■ Aim: Can you transcribe every one of the entries below, keeping each line character for character the same?

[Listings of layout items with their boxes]
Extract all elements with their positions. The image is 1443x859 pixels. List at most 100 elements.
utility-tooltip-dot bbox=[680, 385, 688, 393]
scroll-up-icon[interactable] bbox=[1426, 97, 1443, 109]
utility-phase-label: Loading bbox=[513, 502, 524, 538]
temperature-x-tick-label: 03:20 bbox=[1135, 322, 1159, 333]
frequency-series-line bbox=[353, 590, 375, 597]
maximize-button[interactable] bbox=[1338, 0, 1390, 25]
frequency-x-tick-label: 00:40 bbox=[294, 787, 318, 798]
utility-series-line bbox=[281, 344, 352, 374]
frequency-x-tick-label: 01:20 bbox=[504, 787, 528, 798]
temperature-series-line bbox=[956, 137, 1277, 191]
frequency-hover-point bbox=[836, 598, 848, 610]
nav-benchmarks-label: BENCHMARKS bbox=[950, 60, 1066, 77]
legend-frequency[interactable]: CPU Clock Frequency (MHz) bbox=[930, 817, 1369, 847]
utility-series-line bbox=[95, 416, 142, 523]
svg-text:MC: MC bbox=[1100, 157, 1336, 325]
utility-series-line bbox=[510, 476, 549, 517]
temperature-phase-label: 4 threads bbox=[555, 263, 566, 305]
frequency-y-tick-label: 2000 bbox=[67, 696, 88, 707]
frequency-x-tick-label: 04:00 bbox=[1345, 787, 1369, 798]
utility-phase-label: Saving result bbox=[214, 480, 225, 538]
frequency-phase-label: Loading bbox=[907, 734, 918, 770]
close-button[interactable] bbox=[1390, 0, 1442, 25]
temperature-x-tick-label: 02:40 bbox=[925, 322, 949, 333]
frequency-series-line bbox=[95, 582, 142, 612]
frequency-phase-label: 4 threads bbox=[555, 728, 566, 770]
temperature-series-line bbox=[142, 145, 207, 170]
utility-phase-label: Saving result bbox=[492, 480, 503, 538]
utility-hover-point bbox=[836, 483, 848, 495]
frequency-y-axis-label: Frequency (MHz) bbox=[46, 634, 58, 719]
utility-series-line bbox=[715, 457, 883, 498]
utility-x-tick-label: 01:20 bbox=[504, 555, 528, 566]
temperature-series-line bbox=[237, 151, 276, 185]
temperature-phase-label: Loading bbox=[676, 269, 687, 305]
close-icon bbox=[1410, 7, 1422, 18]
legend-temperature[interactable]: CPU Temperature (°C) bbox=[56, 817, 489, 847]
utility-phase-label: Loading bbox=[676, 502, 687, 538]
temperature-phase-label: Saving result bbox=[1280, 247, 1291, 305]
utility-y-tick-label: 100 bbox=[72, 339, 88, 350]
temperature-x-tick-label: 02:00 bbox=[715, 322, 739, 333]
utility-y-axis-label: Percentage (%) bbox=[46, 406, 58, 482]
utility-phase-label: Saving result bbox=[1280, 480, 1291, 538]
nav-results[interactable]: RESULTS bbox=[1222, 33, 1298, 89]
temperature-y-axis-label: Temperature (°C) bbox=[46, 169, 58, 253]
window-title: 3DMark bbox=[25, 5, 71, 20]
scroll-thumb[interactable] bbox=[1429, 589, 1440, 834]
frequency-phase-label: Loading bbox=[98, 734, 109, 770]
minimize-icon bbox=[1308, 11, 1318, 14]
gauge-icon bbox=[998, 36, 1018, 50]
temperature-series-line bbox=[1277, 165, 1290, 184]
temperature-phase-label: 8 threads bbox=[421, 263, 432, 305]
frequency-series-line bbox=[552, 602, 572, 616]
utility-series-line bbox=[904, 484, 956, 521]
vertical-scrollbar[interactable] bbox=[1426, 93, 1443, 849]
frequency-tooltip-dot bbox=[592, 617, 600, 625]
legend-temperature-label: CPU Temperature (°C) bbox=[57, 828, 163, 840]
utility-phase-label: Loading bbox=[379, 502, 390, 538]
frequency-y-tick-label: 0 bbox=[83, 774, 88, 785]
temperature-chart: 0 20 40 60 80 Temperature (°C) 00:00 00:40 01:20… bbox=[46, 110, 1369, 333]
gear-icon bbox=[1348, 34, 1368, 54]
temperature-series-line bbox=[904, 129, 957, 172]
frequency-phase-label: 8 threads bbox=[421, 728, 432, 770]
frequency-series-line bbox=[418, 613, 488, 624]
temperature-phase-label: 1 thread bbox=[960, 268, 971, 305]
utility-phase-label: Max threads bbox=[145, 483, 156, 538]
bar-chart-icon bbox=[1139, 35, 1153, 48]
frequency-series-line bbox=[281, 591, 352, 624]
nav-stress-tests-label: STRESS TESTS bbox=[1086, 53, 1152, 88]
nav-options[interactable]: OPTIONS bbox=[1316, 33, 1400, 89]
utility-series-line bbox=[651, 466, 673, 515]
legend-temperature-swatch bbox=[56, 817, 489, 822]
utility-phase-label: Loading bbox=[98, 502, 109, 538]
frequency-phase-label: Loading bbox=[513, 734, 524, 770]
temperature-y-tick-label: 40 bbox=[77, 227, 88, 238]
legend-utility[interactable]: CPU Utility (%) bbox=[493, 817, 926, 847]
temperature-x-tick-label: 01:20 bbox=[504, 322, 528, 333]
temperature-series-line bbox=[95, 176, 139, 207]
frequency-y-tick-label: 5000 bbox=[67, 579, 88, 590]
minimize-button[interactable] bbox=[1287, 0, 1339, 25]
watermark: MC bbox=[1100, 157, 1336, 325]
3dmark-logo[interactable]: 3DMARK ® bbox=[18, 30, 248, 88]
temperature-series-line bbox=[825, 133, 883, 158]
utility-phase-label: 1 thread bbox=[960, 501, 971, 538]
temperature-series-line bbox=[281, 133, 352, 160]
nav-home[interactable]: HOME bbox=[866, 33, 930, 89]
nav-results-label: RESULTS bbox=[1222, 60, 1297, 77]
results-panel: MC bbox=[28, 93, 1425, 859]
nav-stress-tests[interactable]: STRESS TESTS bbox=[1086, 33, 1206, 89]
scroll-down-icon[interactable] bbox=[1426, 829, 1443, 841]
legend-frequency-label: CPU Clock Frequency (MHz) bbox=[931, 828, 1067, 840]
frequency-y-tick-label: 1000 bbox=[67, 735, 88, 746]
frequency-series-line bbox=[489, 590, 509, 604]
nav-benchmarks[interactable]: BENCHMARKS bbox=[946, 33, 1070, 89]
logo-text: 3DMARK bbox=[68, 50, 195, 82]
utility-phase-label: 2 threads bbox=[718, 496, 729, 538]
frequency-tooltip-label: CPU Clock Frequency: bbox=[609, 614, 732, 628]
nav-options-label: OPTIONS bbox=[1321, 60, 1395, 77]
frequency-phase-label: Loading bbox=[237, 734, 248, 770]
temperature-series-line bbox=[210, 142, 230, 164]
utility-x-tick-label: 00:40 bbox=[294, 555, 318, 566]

■ Response to the task:
Extract all elements with their positions. The image is 1443x859 pixels. List at most 100 elements.
utility-tooltip-dot bbox=[680, 385, 688, 393]
scroll-up-icon[interactable] bbox=[1426, 97, 1443, 109]
utility-phase-label: Loading bbox=[513, 502, 524, 538]
temperature-x-tick-label: 03:20 bbox=[1135, 322, 1159, 333]
frequency-series-line bbox=[353, 590, 375, 597]
maximize-button[interactable] bbox=[1338, 0, 1390, 25]
frequency-x-tick-label: 00:40 bbox=[294, 787, 318, 798]
utility-series-line bbox=[281, 344, 352, 374]
frequency-x-tick-label: 01:20 bbox=[504, 787, 528, 798]
temperature-series-line bbox=[956, 137, 1277, 191]
frequency-hover-point bbox=[836, 598, 848, 610]
nav-benchmarks-label: BENCHMARKS bbox=[950, 60, 1066, 77]
legend-frequency[interactable]: CPU Clock Frequency (MHz) bbox=[930, 817, 1369, 847]
utility-series-line bbox=[95, 416, 142, 523]
svg-text:MC: MC bbox=[1100, 157, 1336, 325]
utility-series-line bbox=[510, 476, 549, 517]
temperature-phase-label: 4 threads bbox=[555, 263, 566, 305]
frequency-y-tick-label: 2000 bbox=[67, 696, 88, 707]
frequency-x-tick-label: 04:00 bbox=[1345, 787, 1369, 798]
utility-phase-label: Saving result bbox=[214, 480, 225, 538]
frequency-phase-label: Loading bbox=[907, 734, 918, 770]
close-button[interactable] bbox=[1390, 0, 1442, 25]
temperature-x-tick-label: 02:40 bbox=[925, 322, 949, 333]
frequency-series-line bbox=[95, 582, 142, 612]
frequency-phase-label: 4 threads bbox=[555, 728, 566, 770]
temperature-series-line bbox=[142, 145, 207, 170]
utility-phase-label: Saving result bbox=[492, 480, 503, 538]
utility-hover-point bbox=[836, 483, 848, 495]
frequency-y-axis-label: Frequency (MHz) bbox=[46, 634, 58, 719]
utility-series-line bbox=[715, 457, 883, 498]
utility-x-tick-label: 01:20 bbox=[504, 555, 528, 566]
temperature-series-line bbox=[237, 151, 276, 185]
temperature-phase-label: Loading bbox=[676, 269, 687, 305]
close-icon bbox=[1410, 7, 1422, 18]
legend-temperature[interactable]: CPU Temperature (°C) bbox=[56, 817, 489, 847]
utility-phase-label: Loading bbox=[676, 502, 687, 538]
temperature-phase-label: Saving result bbox=[1280, 247, 1291, 305]
utility-y-tick-label: 100 bbox=[72, 339, 88, 350]
temperature-x-tick-label: 02:00 bbox=[715, 322, 739, 333]
utility-y-axis-label: Percentage (%) bbox=[46, 406, 58, 482]
utility-phase-label: Saving result bbox=[1280, 480, 1291, 538]
nav-results[interactable]: RESULTS bbox=[1222, 33, 1298, 89]
temperature-y-axis-label: Temperature (°C) bbox=[46, 169, 58, 253]
window-title: 3DMark bbox=[25, 5, 71, 20]
scroll-thumb[interactable] bbox=[1429, 589, 1440, 834]
frequency-phase-label: Loading bbox=[98, 734, 109, 770]
minimize-icon bbox=[1308, 11, 1318, 14]
gauge-icon bbox=[998, 36, 1018, 50]
temperature-series-line bbox=[1277, 165, 1290, 184]
temperature-phase-label: 8 threads bbox=[421, 263, 432, 305]
frequency-series-line bbox=[552, 602, 572, 616]
utility-series-line bbox=[904, 484, 956, 521]
vertical-scrollbar[interactable] bbox=[1426, 93, 1443, 849]
frequency-tooltip-dot bbox=[592, 617, 600, 625]
legend-temperature-label: CPU Temperature (°C) bbox=[57, 828, 163, 840]
utility-phase-label: Loading bbox=[379, 502, 390, 538]
frequency-y-tick-label: 0 bbox=[83, 774, 88, 785]
temperature-chart: 0 20 40 60 80 Temperature (°C) 00:00 00:40 01:20… bbox=[46, 110, 1369, 333]
gear-icon bbox=[1348, 34, 1368, 54]
temperature-series-line bbox=[904, 129, 957, 172]
frequency-phase-label: 8 threads bbox=[421, 728, 432, 770]
frequency-series-line bbox=[418, 613, 488, 624]
temperature-phase-label: 1 thread bbox=[960, 268, 971, 305]
utility-phase-label: Max threads bbox=[145, 483, 156, 538]
bar-chart-icon bbox=[1139, 35, 1153, 48]
frequency-series-line bbox=[281, 591, 352, 624]
nav-stress-tests-label: STRESS TESTS bbox=[1086, 53, 1152, 88]
nav-options[interactable]: OPTIONS bbox=[1316, 33, 1400, 89]
utility-series-line bbox=[651, 466, 673, 515]
legend-temperature-swatch bbox=[56, 817, 489, 822]
utility-phase-label: Loading bbox=[98, 502, 109, 538]
frequency-phase-label: Loading bbox=[513, 734, 524, 770]
temperature-y-tick-label: 40 bbox=[77, 227, 88, 238]
legend-utility[interactable]: CPU Utility (%) bbox=[493, 817, 926, 847]
temperature-x-tick-label: 01:20 bbox=[504, 322, 528, 333]
temperature-series-line bbox=[95, 176, 139, 207]
frequency-y-tick-label: 5000 bbox=[67, 579, 88, 590]
minimize-button[interactable] bbox=[1287, 0, 1339, 25]
watermark: MC bbox=[1100, 157, 1336, 325]
3dmark-logo[interactable]: 3DMARK ® bbox=[18, 30, 248, 88]
temperature-series-line bbox=[825, 133, 883, 158]
utility-phase-label: 1 thread bbox=[960, 501, 971, 538]
temperature-series-line bbox=[281, 133, 352, 160]
nav-home[interactable]: HOME bbox=[866, 33, 930, 89]
nav-results-label: RESULTS bbox=[1222, 60, 1297, 77]
results-panel: MC bbox=[28, 93, 1425, 859]
nav-stress-tests[interactable]: STRESS TESTS bbox=[1086, 33, 1206, 89]
scroll-down-icon[interactable] bbox=[1426, 829, 1443, 841]
legend-frequency-label: CPU Clock Frequency (MHz) bbox=[931, 828, 1067, 840]
frequency-y-tick-label: 1000 bbox=[67, 735, 88, 746]
frequency-series-line bbox=[489, 590, 509, 604]
nav-benchmarks[interactable]: BENCHMARKS bbox=[946, 33, 1070, 89]
logo-text: 3DMARK bbox=[68, 50, 195, 82]
utility-phase-label: 2 threads bbox=[718, 496, 729, 538]
frequency-tooltip-label: CPU Clock Frequency: bbox=[609, 614, 732, 628]
nav-options-label: OPTIONS bbox=[1321, 60, 1395, 77]
frequency-phase-label: Loading bbox=[237, 734, 248, 770]
temperature-series-line bbox=[210, 142, 230, 164]
utility-x-tick-label: 00:40 bbox=[294, 555, 318, 566]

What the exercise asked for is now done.